begin
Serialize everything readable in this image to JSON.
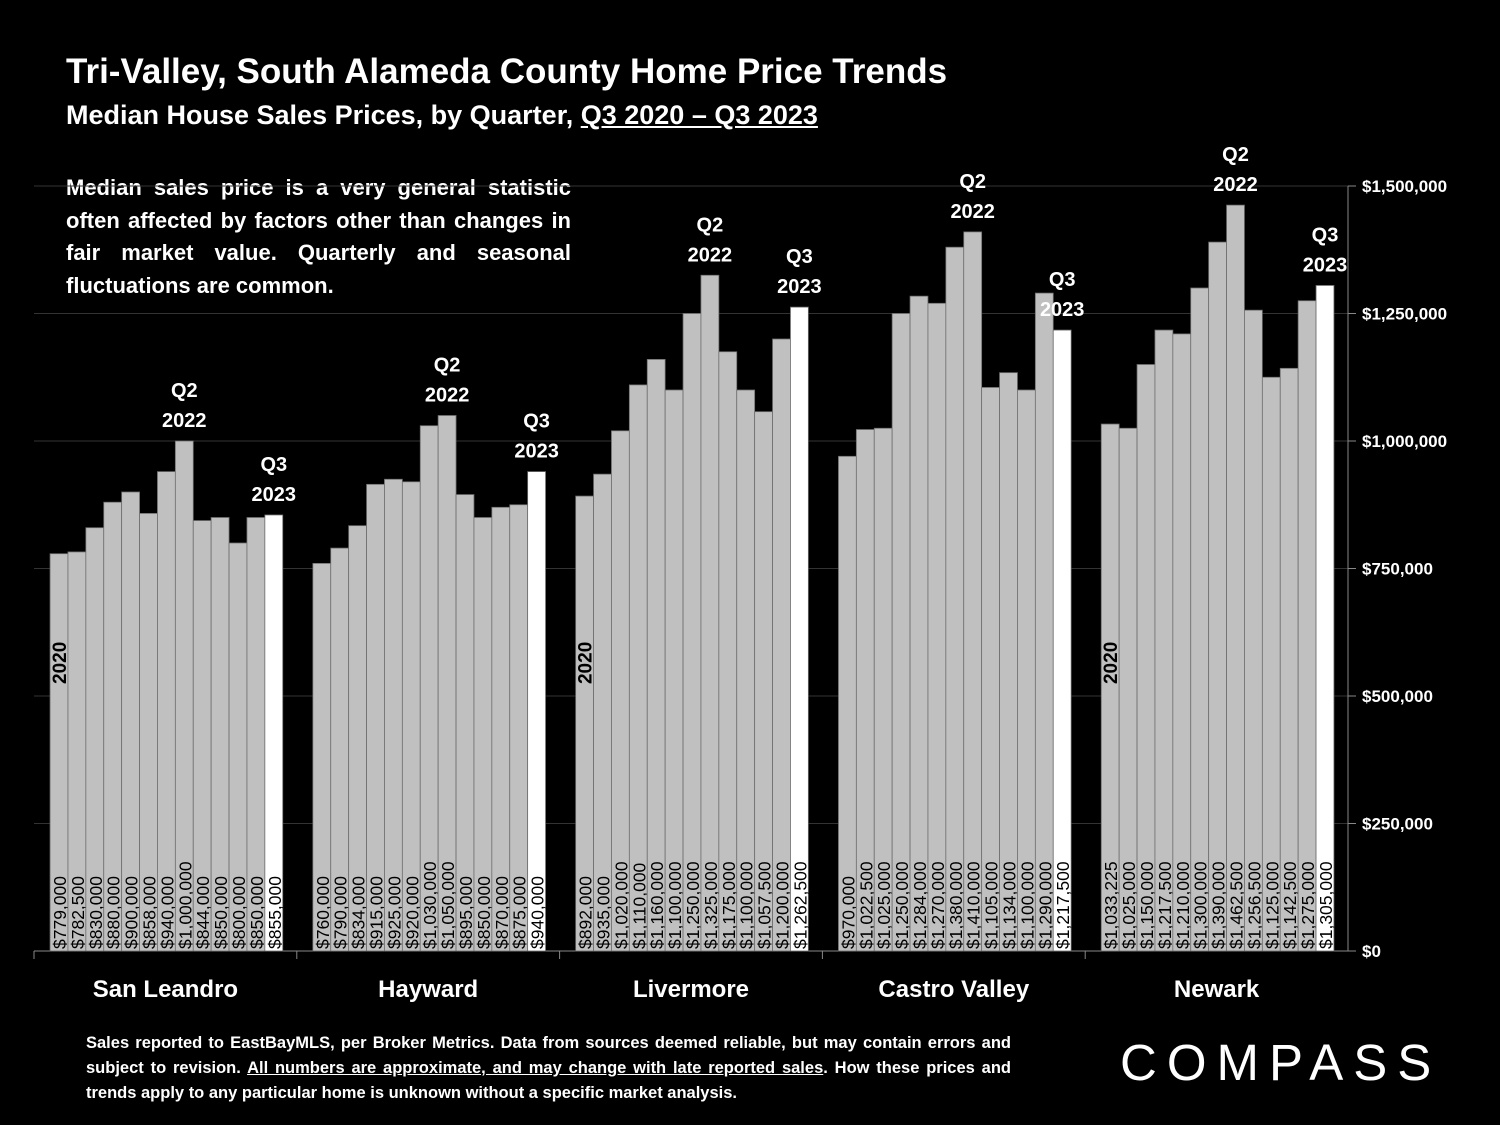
{
  "title": "Tri-Valley, South Alameda County Home Price Trends",
  "subtitle": {
    "prefix": "Median House Sales Prices, by Quarter,",
    "period": "Q3 2020 – Q3 2023"
  },
  "note": "Median sales price is a very general statistic often affected by factors other than changes in fair market value. Quarterly and seasonal fluctuations are common.",
  "footnote": {
    "part1": "Sales reported to EastBayMLS, per Broker Metrics. Data from sources deemed reliable, but may contain errors and subject to revision.",
    "part2": "All numbers are approximate, and may change with late reported sales",
    "part3": ". How these prices and trends apply to any particular home is unknown without a specific market analysis."
  },
  "logo_text": "COMPASS",
  "colors": {
    "background": "#000000",
    "bar": "#c0c0c0",
    "bar_latest": "#ffffff",
    "text": "#ffffff",
    "bar_label": "#000000"
  },
  "chart_data": {
    "type": "bar",
    "y_axis": {
      "ticks": [
        "$0",
        "$250,000",
        "$500,000",
        "$750,000",
        "$1,000,000",
        "$1,250,000",
        "$1,500,000"
      ],
      "range": [
        0,
        1500000
      ],
      "position": "right"
    },
    "grid": true,
    "groups": [
      {
        "name": "San Leandro",
        "values": [
          779000,
          782500,
          830000,
          880000,
          900000,
          858000,
          940000,
          1000000,
          844000,
          850000,
          800000,
          850000,
          855000
        ],
        "labels": [
          "$779,000",
          "$782,500",
          "$830,000",
          "$880,000",
          "$900,000",
          "$858,000",
          "$940,000",
          "$1,000,000",
          "$844,000",
          "$850,000",
          "$800,000",
          "$850,000",
          "$855,000"
        ],
        "year_label": "2020",
        "peak_label": [
          "Q2",
          "2022"
        ],
        "end_label": [
          "Q3",
          "2023"
        ]
      },
      {
        "name": "Hayward",
        "values": [
          760000,
          790000,
          834000,
          915000,
          925000,
          920000,
          1030000,
          1050000,
          895000,
          850000,
          870000,
          875000,
          940000
        ],
        "labels": [
          "$760,000",
          "$790,000",
          "$834,000",
          "$915,000",
          "$925,000",
          "$920,000",
          "$1,030,000",
          "$1,050,000",
          "$895,000",
          "$850,000",
          "$870,000",
          "$875,000",
          "$940,000"
        ],
        "year_label": "",
        "peak_label": [
          "Q2",
          "2022"
        ],
        "end_label": [
          "Q3",
          "2023"
        ]
      },
      {
        "name": "Livermore",
        "values": [
          892000,
          935000,
          1020000,
          1110000,
          1160000,
          1100000,
          1250000,
          1325000,
          1175000,
          1100000,
          1057500,
          1200000,
          1262500
        ],
        "labels": [
          "$892,000",
          "$935,000",
          "$1,020,000",
          "$1,110,000",
          "$1,160,000",
          "$1,100,000",
          "$1,250,000",
          "$1,325,000",
          "$1,175,000",
          "$1,100,000",
          "$1,057,500",
          "$1,200,000",
          "$1,262,500"
        ],
        "year_label": "2020",
        "peak_label": [
          "Q2",
          "2022"
        ],
        "end_label": [
          "Q3",
          "2023"
        ]
      },
      {
        "name": "Castro Valley",
        "values": [
          970000,
          1022500,
          1025000,
          1250000,
          1284000,
          1270000,
          1380000,
          1410000,
          1105000,
          1134000,
          1100000,
          1290000,
          1217500
        ],
        "labels": [
          "$970,000",
          "$1,022,500",
          "$1,025,000",
          "$1,250,000",
          "$1,284,000",
          "$1,270,000",
          "$1,380,000",
          "$1,410,000",
          "$1,105,000",
          "$1,134,000",
          "$1,100,000",
          "$1,290,000",
          "$1,217,500"
        ],
        "year_label": "",
        "peak_label": [
          "Q2",
          "2022"
        ],
        "end_label": [
          "Q3",
          "2023"
        ]
      },
      {
        "name": "Newark",
        "values": [
          1033225,
          1025000,
          1150000,
          1217500,
          1210000,
          1300000,
          1390000,
          1462500,
          1256500,
          1125000,
          1142500,
          1275000,
          1305000
        ],
        "labels": [
          "$1,033,225",
          "$1,025,000",
          "$1,150,000",
          "$1,217,500",
          "$1,210,000",
          "$1,300,000",
          "$1,390,000",
          "$1,462,500",
          "$1,256,500",
          "$1,125,000",
          "$1,142,500",
          "$1,275,000",
          "$1,305,000"
        ],
        "year_label": "2020",
        "peak_label": [
          "Q2",
          "2022"
        ],
        "end_label": [
          "Q3",
          "2023"
        ]
      }
    ]
  }
}
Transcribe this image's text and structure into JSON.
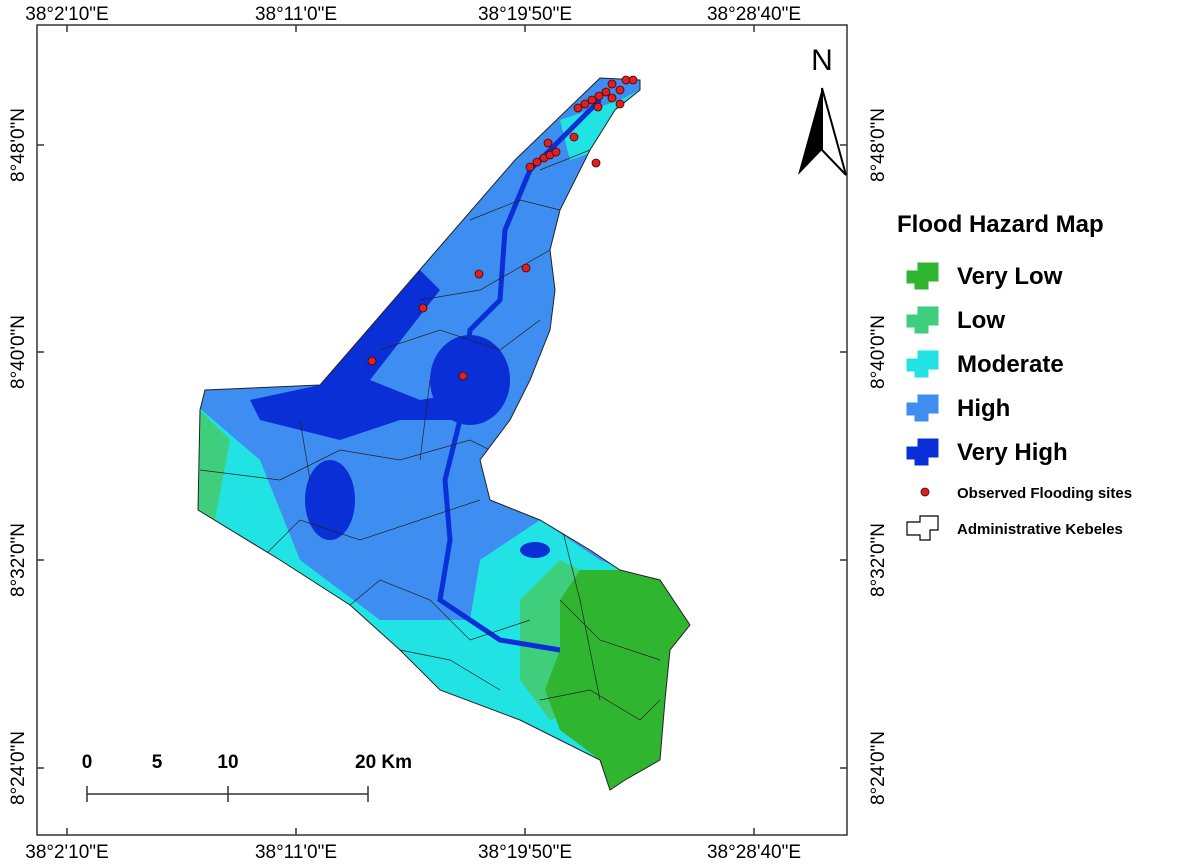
{
  "map": {
    "top_labels": [
      "38°2'10\"E",
      "38°11'0\"E",
      "38°19'50\"E",
      "38°28'40\"E"
    ],
    "bottom_labels": [
      "38°2'10\"E",
      "38°11'0\"E",
      "38°19'50\"E",
      "38°28'40\"E"
    ],
    "left_labels": [
      "8°48'0\"N",
      "8°40'0\"N",
      "8°32'0\"N",
      "8°24'0\"N"
    ],
    "right_labels": [
      "8°48'0\"N",
      "8°40'0\"N",
      "8°32'0\"N",
      "8°24'0\"N"
    ],
    "north": "N",
    "legend": {
      "title": "Flood Hazard Map",
      "items": [
        {
          "label": "Very Low",
          "color": "#2fb52f"
        },
        {
          "label": "Low",
          "color": "#3fcf7c"
        },
        {
          "label": "Moderate",
          "color": "#22e3e3"
        },
        {
          "label": "High",
          "color": "#3d8ef0"
        },
        {
          "label": "Very High",
          "color": "#0b2fd6"
        }
      ],
      "points_label": "Observed Flooding sites",
      "points_color": "#e02020",
      "kebeles_label": "Administrative Kebeles"
    },
    "scale_bar": {
      "labels": [
        "0",
        "5",
        "10",
        "20 Km"
      ]
    }
  }
}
end
YOUR GOAL:
Output an exact copy of the lines from the one with "Transcribe this image's" through the closing line of the records, inclusive, without any images.

SOLUTION TO THE EXERCISE:
Transcribe this image's text and structure into JSON.
{
  "map": {
    "top_labels": [
      "38°2'10\"E",
      "38°11'0\"E",
      "38°19'50\"E",
      "38°28'40\"E"
    ],
    "bottom_labels": [
      "38°2'10\"E",
      "38°11'0\"E",
      "38°19'50\"E",
      "38°28'40\"E"
    ],
    "left_labels": [
      "8°48'0\"N",
      "8°40'0\"N",
      "8°32'0\"N",
      "8°24'0\"N"
    ],
    "right_labels": [
      "8°48'0\"N",
      "8°40'0\"N",
      "8°32'0\"N",
      "8°24'0\"N"
    ],
    "north": "N",
    "legend": {
      "title": "Flood Hazard Map",
      "items": [
        {
          "label": "Very Low",
          "color": "#2fb52f"
        },
        {
          "label": "Low",
          "color": "#3fcf7c"
        },
        {
          "label": "Moderate",
          "color": "#22e3e3"
        },
        {
          "label": "High",
          "color": "#3d8ef0"
        },
        {
          "label": "Very High",
          "color": "#0b2fd6"
        }
      ],
      "points_label": "Observed Flooding sites",
      "points_color": "#e02020",
      "kebeles_label": "Administrative Kebeles"
    },
    "scale_bar": {
      "labels": [
        "0",
        "5",
        "10",
        "20 Km"
      ]
    }
  }
}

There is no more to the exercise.